* [PROBLEM TO WORK ON]
Please retype the lines of the records from the one containing "- amp-chart-title: 20130427" through the one containing "- polar-trajectory-panel: 20130427", keeping every character as it stands.

::::

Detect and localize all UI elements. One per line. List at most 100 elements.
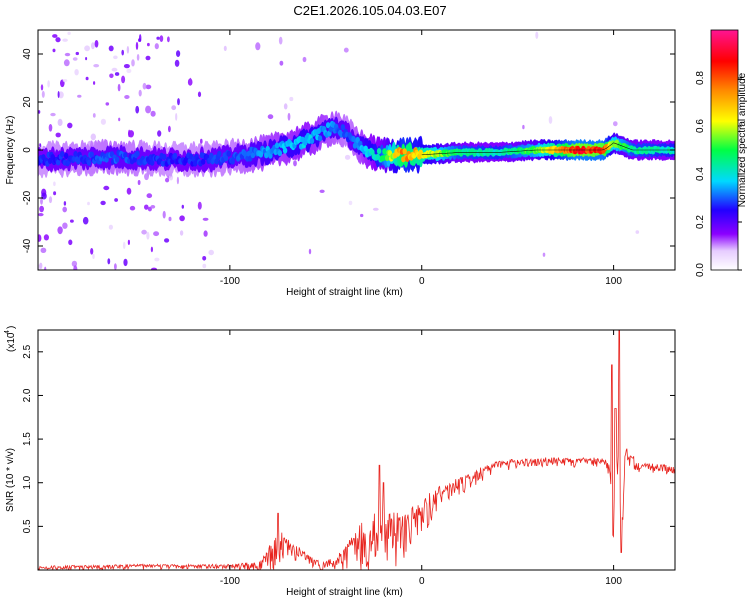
noise-blob [121, 75, 126, 84]
noise-blob [62, 79, 68, 82]
noise-blob [150, 246, 153, 253]
noise-blob [175, 113, 178, 121]
noise-blob [150, 205, 156, 209]
ridge-mark [162, 153, 167, 160]
noise-blob [348, 200, 353, 206]
snr-multiplier-exponent: 4 [4, 330, 11, 334]
noise-blob [522, 124, 525, 130]
snr-multiplier-base: (x10 [6, 332, 17, 352]
noise-blob [157, 130, 162, 137]
noise-blob [58, 91, 64, 99]
ridge-mark [135, 150, 140, 157]
y-tick-label: 0.5 [22, 519, 33, 533]
ridge-mark [150, 159, 155, 166]
noise-blob [47, 80, 50, 88]
noise-blob [278, 36, 283, 45]
figure-title: C2E1.2026.105.04.03.E07 [293, 3, 446, 18]
noise-blob [90, 133, 97, 141]
noise-blob [255, 42, 261, 51]
noise-blob [67, 122, 73, 129]
noise-blob [84, 45, 90, 52]
noise-blob [169, 174, 174, 181]
noise-blob [176, 50, 181, 57]
noise-blob [202, 217, 209, 221]
noise-blob [147, 42, 150, 47]
noise-blob [203, 230, 208, 237]
noise-blob [73, 265, 78, 270]
ridge-mark [60, 151, 65, 158]
noise-blob [131, 59, 135, 67]
noise-blob [90, 248, 94, 255]
noise-blob [72, 57, 78, 61]
noise-blob [293, 160, 297, 167]
ridge-mark [230, 158, 235, 165]
noise-blob [137, 180, 141, 185]
noise-blob [52, 48, 56, 53]
y-tick-label: 0 [22, 147, 33, 153]
ridge-mark [672, 147, 675, 154]
noise-blob [107, 258, 111, 265]
noise-blob [62, 222, 68, 229]
x-tick-label: 0 [419, 276, 425, 287]
noise-blob [146, 193, 153, 199]
noise-blob [181, 204, 184, 209]
noise-blob [44, 266, 47, 270]
ridge-mark [86, 159, 92, 166]
y-tick-label: 2.0 [22, 388, 33, 402]
noise-blob [87, 201, 90, 206]
noise-blob [287, 112, 291, 121]
noise-blob [129, 205, 136, 211]
noise-blob [128, 129, 131, 138]
noise-blob [38, 213, 44, 217]
y-tick-label: 1.5 [22, 432, 33, 446]
noise-blob [126, 68, 132, 74]
noise-blob [75, 51, 80, 56]
noise-blob [57, 91, 60, 98]
noise-blob [126, 187, 132, 195]
noise-blob [289, 96, 294, 102]
ridge-mark [123, 152, 128, 159]
noise-blob [283, 103, 288, 110]
ridge-mark [209, 152, 214, 159]
noise-blob [40, 197, 43, 205]
noise-blob [135, 105, 140, 114]
noise-blob [122, 241, 126, 249]
noise-blob [117, 83, 121, 92]
noise-blob [165, 177, 170, 183]
noise-blob [48, 196, 53, 204]
noise-blob [57, 118, 63, 126]
noise-blob [145, 84, 152, 90]
noise-blob [153, 231, 160, 237]
noise-blob [197, 91, 202, 98]
noise-blob [124, 95, 130, 99]
colorbar-label: Normalized spectral amplitude [737, 72, 748, 207]
ridge-centre-line [421, 142, 675, 156]
noise-blob [197, 201, 202, 210]
noise-blob [162, 210, 166, 219]
noise-blob [100, 200, 106, 206]
noise-blob [63, 59, 70, 67]
ridge-mark [376, 148, 382, 155]
noise-blob [53, 181, 56, 187]
noise-blob [118, 117, 121, 122]
noise-blob [74, 69, 79, 76]
noise-blob [267, 114, 274, 120]
noise-blob [93, 63, 100, 68]
noise-blob [123, 64, 130, 69]
noise-blob [343, 47, 349, 53]
ridge-mark [226, 150, 231, 157]
noise-blob [114, 263, 117, 270]
y-tick-label: -20 [22, 190, 33, 205]
ridge-mark [340, 124, 346, 131]
noise-blob [108, 45, 114, 52]
ridge-mark [274, 142, 280, 149]
noise-blob [108, 224, 113, 230]
noise-blob [167, 36, 170, 43]
noise-blob [208, 249, 214, 256]
ridge-mark [89, 151, 94, 158]
noise-blob [548, 116, 553, 124]
colorbar-tick-label: 0.6 [695, 119, 706, 133]
colorbar-tick-label: 0.8 [695, 71, 706, 85]
ridge-mark [250, 152, 256, 159]
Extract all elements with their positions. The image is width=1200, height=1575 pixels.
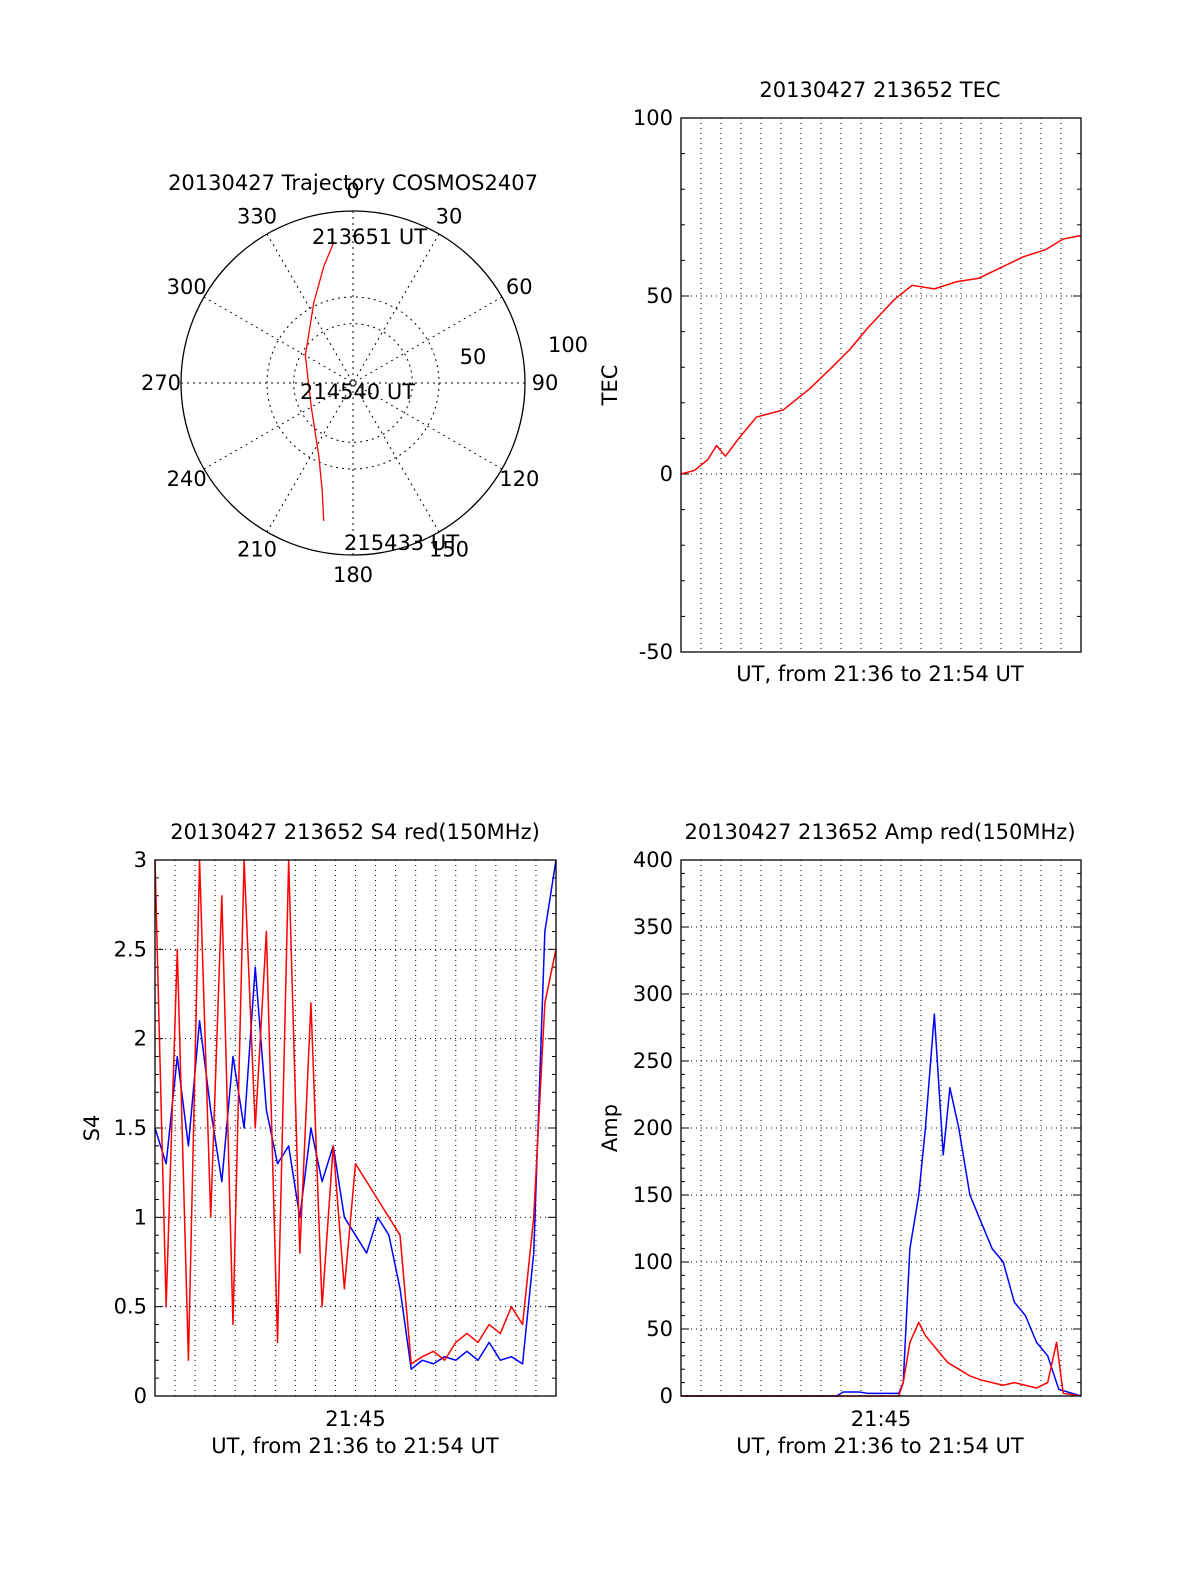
- amp-chart-title: 20130427 213652 Amp red(150MHz): [684, 820, 1075, 844]
- y-tick-label: 0: [660, 1384, 673, 1408]
- series-line-0: [154, 859, 557, 1370]
- tec-chart-panel: 20130427 213652 TEC UT, from 21:36 to 21…: [598, 78, 1082, 686]
- y-tick-label: 50: [646, 1317, 673, 1341]
- polar-angle-label: 60: [506, 275, 533, 299]
- tec-chart-xlabel: UT, from 21:36 to 21:54 UT: [736, 662, 1024, 686]
- polar-inner-circle: [293, 323, 413, 443]
- polar-angle-labels: 0 30 60 90 120 150 180 210 240 270 300 330: [141, 179, 558, 587]
- amp-chart-panel: 20130427 213652 Amp red(150MHz) UT, from…: [598, 820, 1082, 1458]
- polar-angle-label: 30: [436, 205, 463, 229]
- y-tick-label: 200: [633, 1116, 673, 1140]
- y-tick-label: 2.5: [114, 937, 147, 961]
- polar-angle-label: 150: [429, 537, 469, 561]
- series-line-0: [681, 1013, 1082, 1397]
- polar-angle-label: 180: [333, 563, 373, 587]
- series-line-1: [154, 859, 557, 1365]
- y-tick-label: 100: [633, 1250, 673, 1274]
- polar-angle-label: 0: [346, 179, 359, 203]
- polar-annotations: 213651 UT 214540 UT 215433 UT: [300, 225, 459, 555]
- polar-trajectory-panel: 20130427 Trajectory COSMOS2407 0 30 60 90 12…: [141, 171, 588, 587]
- y-tick-label: 3: [134, 848, 147, 872]
- y-tick-label: 300: [633, 982, 673, 1006]
- y-tick-label: 350: [633, 915, 673, 939]
- polar-radial-label: 100: [548, 333, 588, 357]
- tec-chart-title: 20130427 213652 TEC: [759, 78, 1000, 102]
- polar-angle-label: 90: [532, 371, 559, 395]
- polar-angle-label: 240: [167, 467, 207, 491]
- y-tick-label: 1: [134, 1205, 147, 1229]
- polar-radial-labels: 50 100: [460, 333, 588, 369]
- y-tick-label: 0: [134, 1384, 147, 1408]
- s4-chart-title: 20130427 213652 S4 red(150MHz): [170, 820, 540, 844]
- s4-chart-xlabel: UT, from 21:36 to 21:54 UT: [211, 1434, 499, 1458]
- series-line-1: [681, 1321, 1082, 1397]
- polar-time-annotation: 215433 UT: [344, 531, 459, 555]
- y-tick-label: 2: [134, 1027, 147, 1051]
- s4-chart-ylabel: S4: [80, 1115, 104, 1142]
- polar-angle-label: 120: [499, 467, 539, 491]
- y-tick-label: 100: [633, 106, 673, 130]
- y-tick-label: 150: [633, 1183, 673, 1207]
- plot-frame: [680, 117, 1082, 653]
- y-tick-label: -50: [639, 640, 673, 664]
- plot-frame: [680, 859, 1082, 1397]
- polar-angle-label: 210: [237, 537, 277, 561]
- y-tick-label: 50: [646, 284, 673, 308]
- tec-chart-ylabel: TEC: [598, 365, 622, 407]
- amp-chart-xlabel: UT, from 21:36 to 21:54 UT: [736, 1434, 1024, 1458]
- polar-angle-label: 300: [167, 275, 207, 299]
- polar-angle-label: 330: [237, 205, 277, 229]
- x-tick-label: 21:45: [325, 1407, 386, 1431]
- amp-chart-ylabel: Amp: [598, 1104, 622, 1152]
- polar-radial-label: 50: [460, 345, 487, 369]
- plot-frame: [154, 859, 557, 1397]
- polar-time-annotation: 214540 UT: [300, 380, 415, 404]
- y-tick-label: 0: [660, 462, 673, 486]
- polar-grid: [180, 210, 526, 556]
- polar-angle-label: 270: [141, 371, 181, 395]
- y-tick-label: 1.5: [114, 1116, 147, 1140]
- series-line-0: [680, 234, 1082, 475]
- polar-series: [304, 243, 334, 521]
- polar-time-annotation: 213651 UT: [312, 225, 427, 249]
- polar-trajectory-line: [304, 243, 334, 521]
- y-tick-label: 400: [633, 848, 673, 872]
- polar-title: 20130427 Trajectory COSMOS2407: [168, 171, 538, 195]
- s4-chart-panel: 20130427 213652 S4 red(150MHz) UT, from …: [80, 820, 557, 1458]
- x-tick-label: 21:45: [851, 1407, 912, 1431]
- y-tick-label: 250: [633, 1049, 673, 1073]
- y-tick-label: 0.5: [114, 1295, 147, 1319]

::::

* [FINAL RESULT]
- amp-chart-title: 20130427 213652 Amp red(150MHz): [684, 820, 1075, 844]
- y-tick-label: 0: [660, 1384, 673, 1408]
- series-line-0: [154, 859, 557, 1370]
- tec-chart-panel: 20130427 213652 TEC UT, from 21:36 to 21…: [598, 78, 1082, 686]
- y-tick-label: 50: [646, 1317, 673, 1341]
- polar-angle-label: 60: [506, 275, 533, 299]
- tec-chart-xlabel: UT, from 21:36 to 21:54 UT: [736, 662, 1024, 686]
- polar-inner-circle: [293, 323, 413, 443]
- polar-angle-labels: 0 30 60 90 120 150 180 210 240 270 300 330: [141, 179, 558, 587]
- amp-chart-panel: 20130427 213652 Amp red(150MHz) UT, from…: [598, 820, 1082, 1458]
- polar-angle-label: 30: [436, 205, 463, 229]
- y-tick-label: 200: [633, 1116, 673, 1140]
- y-tick-label: 2.5: [114, 937, 147, 961]
- polar-angle-label: 150: [429, 537, 469, 561]
- series-line-0: [681, 1013, 1082, 1397]
- polar-angle-label: 180: [333, 563, 373, 587]
- series-line-1: [154, 859, 557, 1365]
- y-tick-label: 100: [633, 1250, 673, 1274]
- polar-angle-label: 0: [346, 179, 359, 203]
- polar-annotations: 213651 UT 214540 UT 215433 UT: [300, 225, 459, 555]
- polar-trajectory-panel: 20130427 Trajectory COSMOS2407 0 30 60 90 12…: [141, 171, 588, 587]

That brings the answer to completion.